Written instruction:
Find how many lines hold the word "области". Give only the number.

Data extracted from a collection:
•••

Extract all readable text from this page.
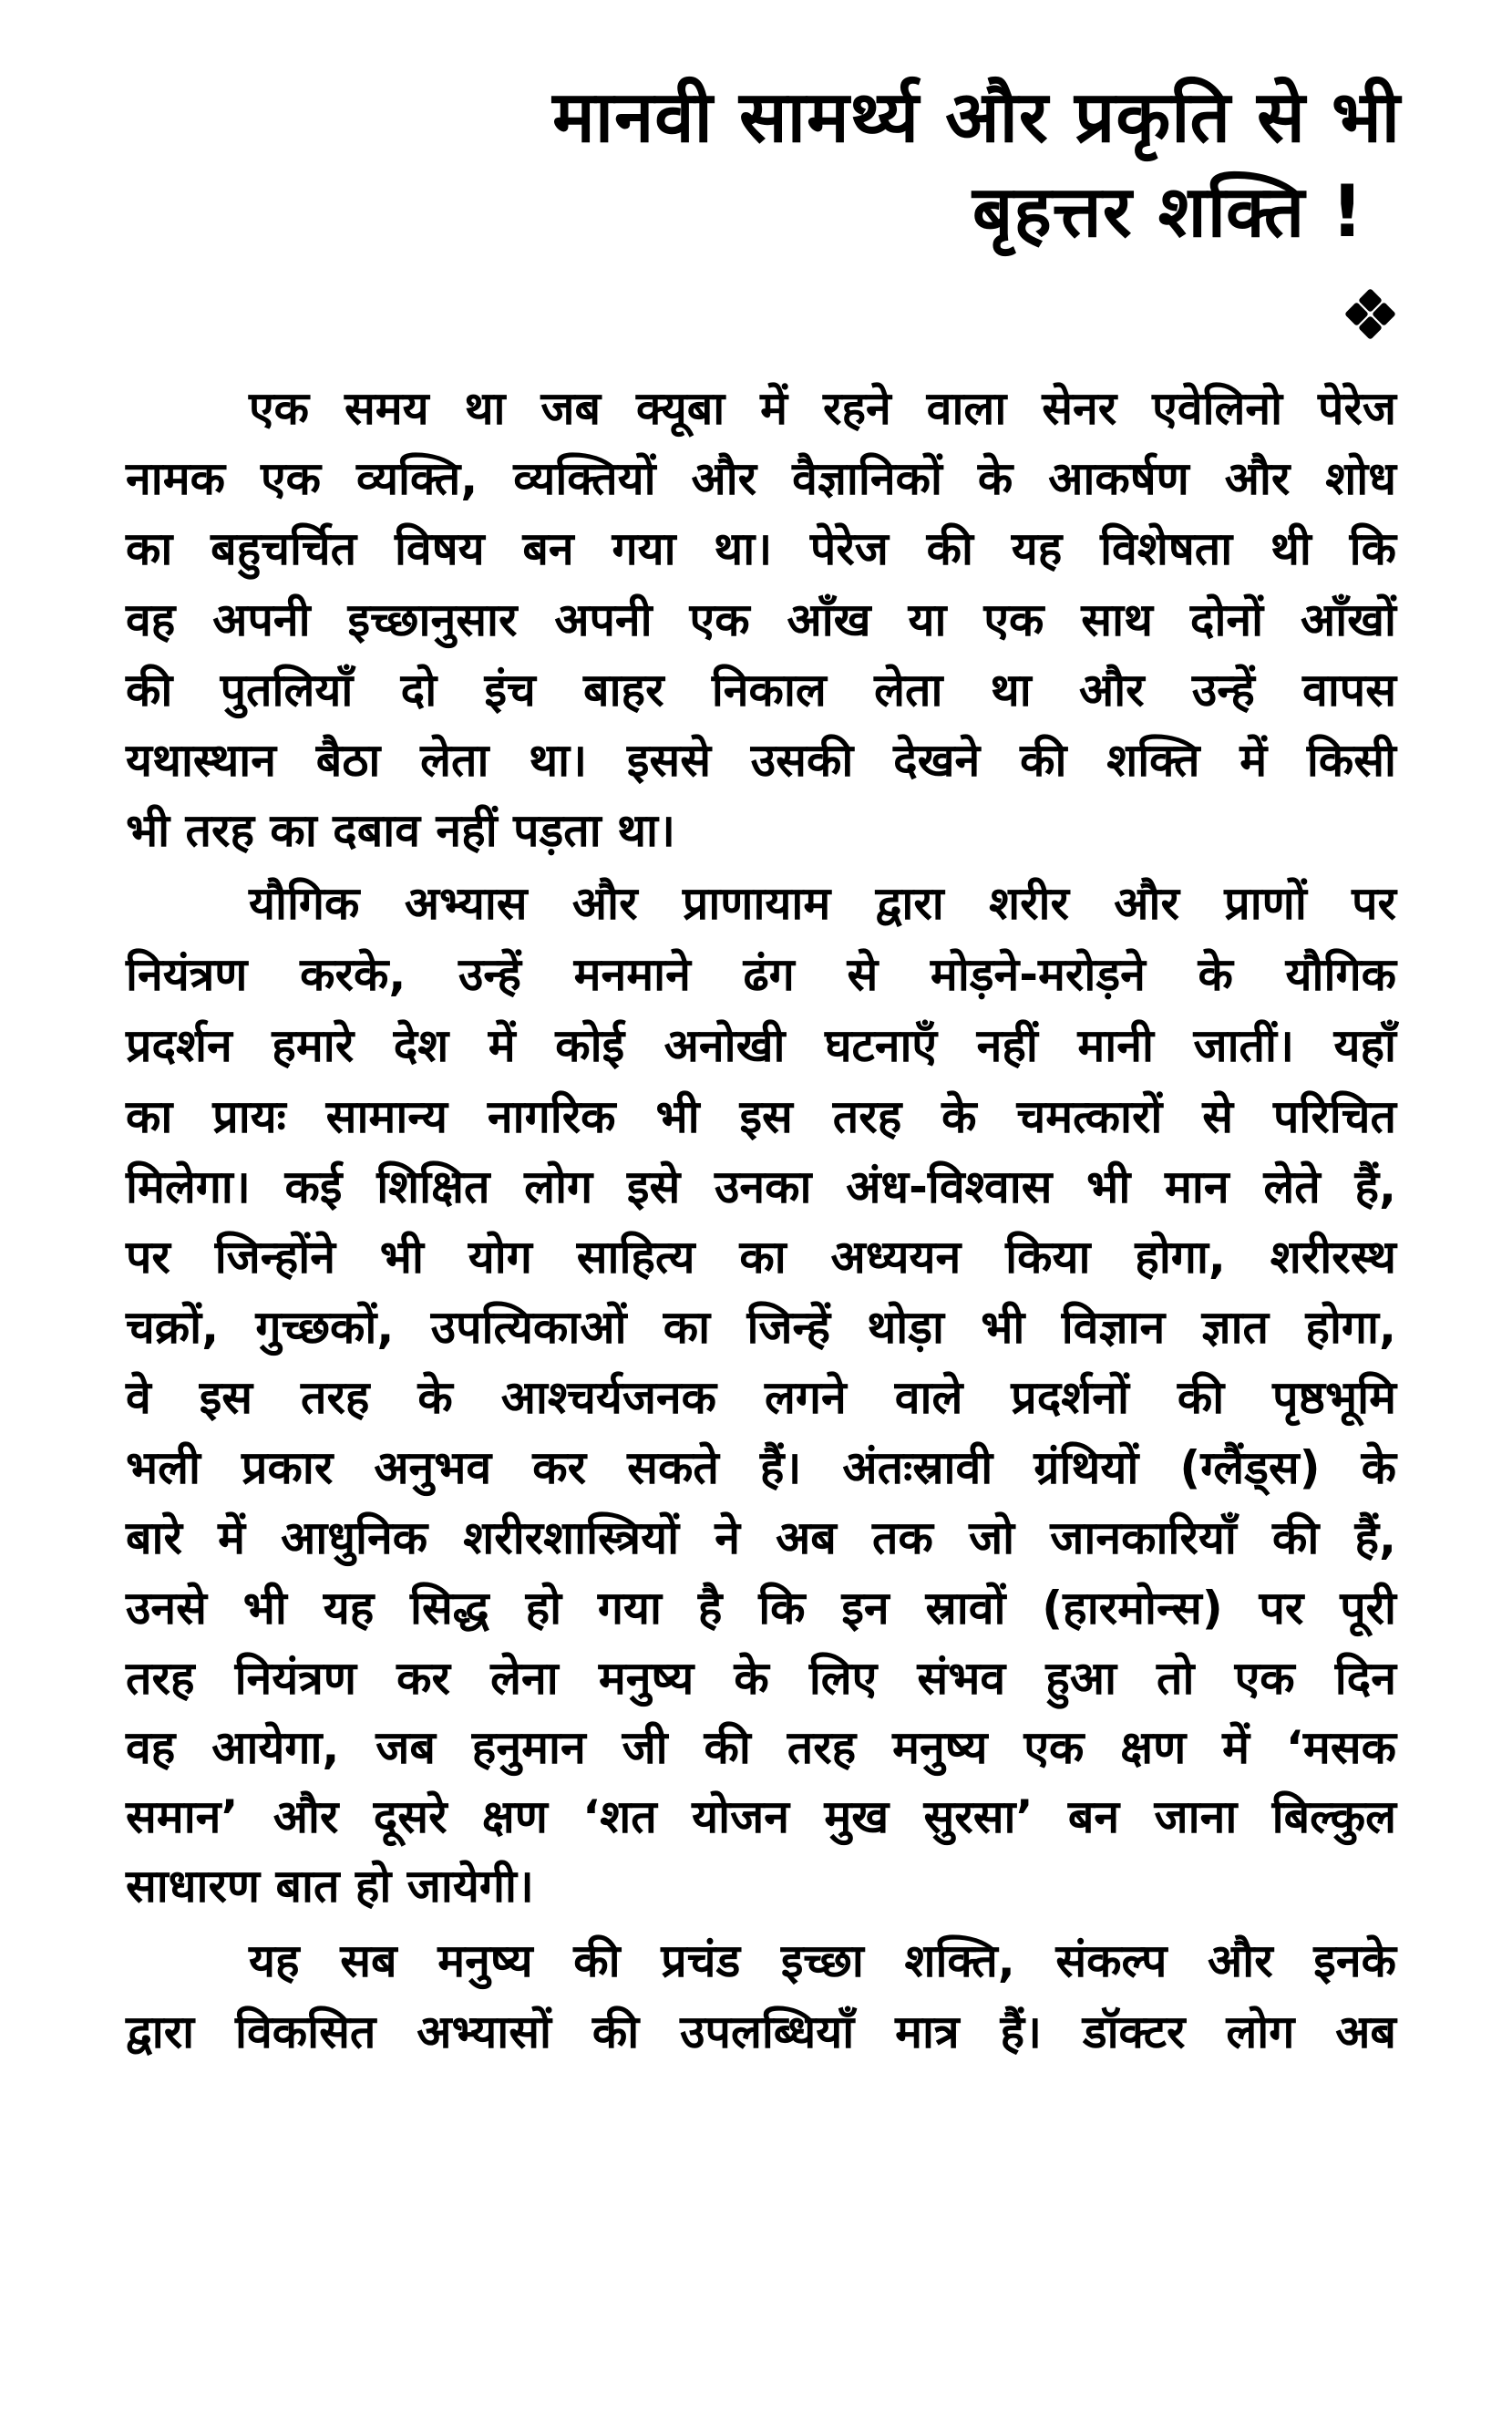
मानवी सामर्थ्य और प्रकृति से भी
बृहत्तर शक्ति !
एक समय था जब क्यूबा में रहने वाला सेनर एवेलिनो पेरेज
नामक एक व्यक्ति, व्यक्तियों और वैज्ञानिकों के आकर्षण और शोध
का बहुचर्चित विषय बन गया था। पेरेज की यह विशेषता थी कि
वह अपनी इच्छानुसार अपनी एक आँख या एक साथ दोनों आँखों
की पुतलियाँ दो इंच बाहर निकाल लेता था और उन्हें वापस
यथास्थान बैठा लेता था। इससे उसकी देखने की शक्ति में किसी
भी तरह का दबाव नहीं पड़ता था।
यौगिक अभ्यास और प्राणायाम द्वारा शरीर और प्राणों पर
नियंत्रण करके, उन्हें मनमाने ढंग से मोड़ने-मरोड़ने के यौगिक
प्रदर्शन हमारे देश में कोई अनोखी घटनाएँ नहीं मानी जातीं। यहाँ
का प्रायः सामान्य नागरिक भी इस तरह के चमत्कारों से परिचित
मिलेगा। कई शिक्षित लोग इसे उनका अंध-विश्वास भी मान लेते हैं,
पर जिन्होंने भी योग साहित्य का अध्ययन किया होगा, शरीरस्थ
चक्रों, गुच्छकों, उपत्यिकाओं का जिन्हें थोड़ा भी विज्ञान ज्ञात होगा,
वे इस तरह के आश्चर्यजनक लगने वाले प्रदर्शनों की पृष्ठभूमि
भली प्रकार अनुभव कर सकते हैं। अंतःस्रावी ग्रंथियों (ग्लैंड्स) के
बारे में आधुनिक शरीरशास्त्रियों ने अब तक जो जानकारियाँ की हैं,
उनसे भी यह सिद्ध हो गया है कि इन स्रावों (हारमोन्स) पर पूरी
तरह नियंत्रण कर लेना मनुष्य के लिए संभव हुआ तो एक दिन
वह आयेगा, जब हनुमान जी की तरह मनुष्य एक क्षण में ‘मसक
समान’ और दूसरे क्षण ‘शत योजन मुख सुरसा’ बन जाना बिल्कुल
साधारण बात हो जायेगी।
यह सब मनुष्य की प्रचंड इच्छा शक्ति, संकल्प और इनके
द्वारा विकसित अभ्यासों की उपलब्धियाँ मात्र हैं। डॉक्टर लोग अब
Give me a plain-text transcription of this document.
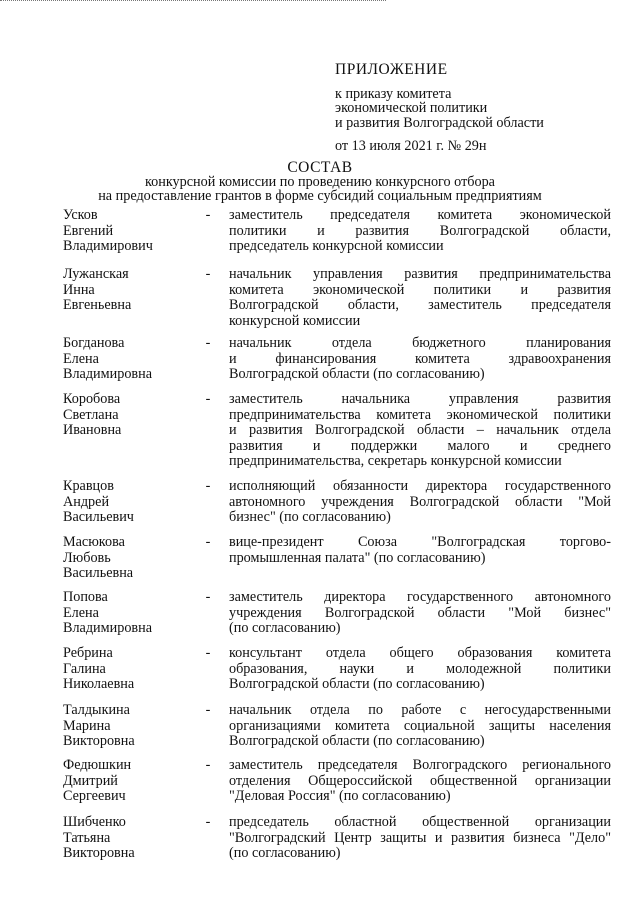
ПРИЛОЖЕНИЕ
к приказу комитета
экономической политики
и развития Волгоградской области
от 13 июля 2021 г. № 29н
СОСТАВ
конкурсной комиссии по проведению конкурсного отбора
на предоставление грантов в форме субсидий социальным предприятиям
Усков
Евгений
Владимирович
- заместитель председателя комитета экономической
политики и развития Волгоградской области,
председатель конкурсной комиссии
Лужанская
Инна
Евгеньевна
- начальник управления развития предпринимательства
комитета экономической политики и развития
Волгоградской области, заместитель председателя
конкурсной комиссии
Богданова
Елена
Владимировна
- начальник отдела бюджетного планирования
и финансирования комитета здравоохранения
Волгоградской области (по согласованию)
Коробова
Светлана
Ивановна
- заместитель начальника управления развития
предпринимательства комитета экономической политики
и развития Волгоградской области – начальник отдела
развития и поддержки малого и среднего
предпринимательства, секретарь конкурсной комиссии
Кравцов
Андрей
Васильевич
- исполняющий обязанности директора государственного
автономного учреждения Волгоградской области "Мой
бизнес" (по согласованию)
Масюкова
Любовь
Васильевна
- вице-президент Союза "Волгоградская торгово-
промышленная палата" (по согласованию)
Попова
Елена
Владимировна
- заместитель директора государственного автономного
учреждения Волгоградской области "Мой бизнес"
(по согласованию)
Ребрина
Галина
Николаевна
- консультант отдела общего образования комитета
образования, науки и молодежной политики
Волгоградской области (по согласованию)
Талдыкина
Марина
Викторовна
- начальник отдела по работе с негосударственными
организациями комитета социальной защиты населения
Волгоградской области (по согласованию)
Федюшкин
Дмитрий
Сергеевич
- заместитель председателя Волгоградского регионального
отделения Общероссийской общественной организации
"Деловая Россия" (по согласованию)
Шибченко
Татьяна
Викторовна
- председатель областной общественной организации
"Волгоградский Центр защиты и развития бизнеса "Дело"
(по согласованию)
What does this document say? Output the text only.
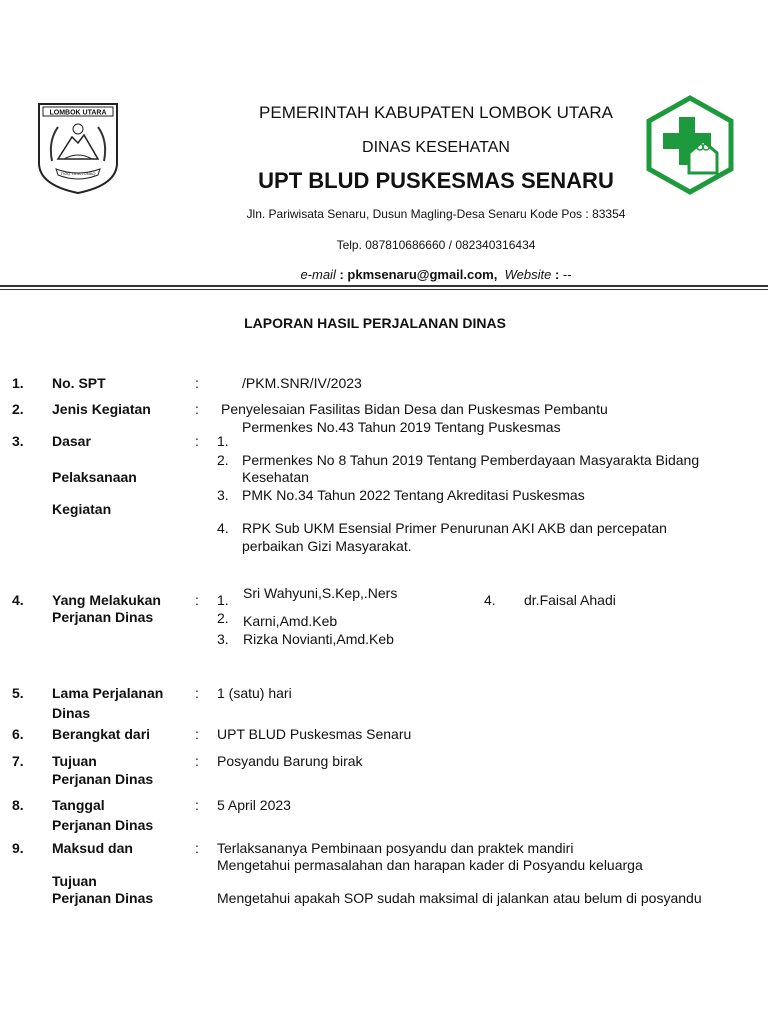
LOMBOK UTARA
TIOQ TATA TUNAQ
PEMERINTAH KABUPATEN LOMBOK UTARA
DINAS KESEHATAN
UPT BLUD PUSKESMAS SENARU
Jln. Pariwisata Senaru, Dusun Magling-Desa Senaru Kode Pos : 83354
Telp. 087810686660 / 082340316434
e-mail : pkmsenaru@gmail.com, Website : --
LAPORAN HASIL PERJALANAN DINAS
1. No. SPT	:	/PKM.SNR/IV/2023
2. Jenis Kegiatan	: Penyelesaian Fasilitas Bidan Desa dan Puskesmas Pembantu
3. Dasar
Pelaksanaan
Kegiatan
: 1.
Permenkes No.43 Tahun 2019 Tentang Puskesmas
2. Permenkes No 8 Tahun 2019 Tentang Pemberdayaan Masyarakta Bidang
Kesehatan
3. PMK No.34 Tahun 2022 Tentang Akreditasi Puskesmas
4. RPK Sub UKM Esensial Primer Penurunan AKI AKB dan percepatan
perbaikan Gizi Masyarakat.
4. Yang Melakukan
Perjanan Dinas
: 1. Sri Wahyuni,S.Kep,.Ners
2. Karni,Amd.Keb
3. Rizka Novianti,Amd.Keb
4. dr.Faisal Ahadi
5. Lama Perjalanan
Dinas
: 1 (satu) hari
6. Berangkat dari	: UPT BLUD Puskesmas Senaru
7. Tujuan
Perjanan Dinas
: Posyandu Barung birak
8. Tanggal
Perjanan Dinas
: 5 April 2023
9. Maksud dan
Tujuan
Perjanan Dinas
: Terlaksananya Pembinaan posyandu dan praktek mandiri
Mengetahui permasalahan dan harapan kader di Posyandu keluarga
Mengetahui apakah SOP sudah maksimal di jalankan atau belum di posyandu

•••

Written reply:
9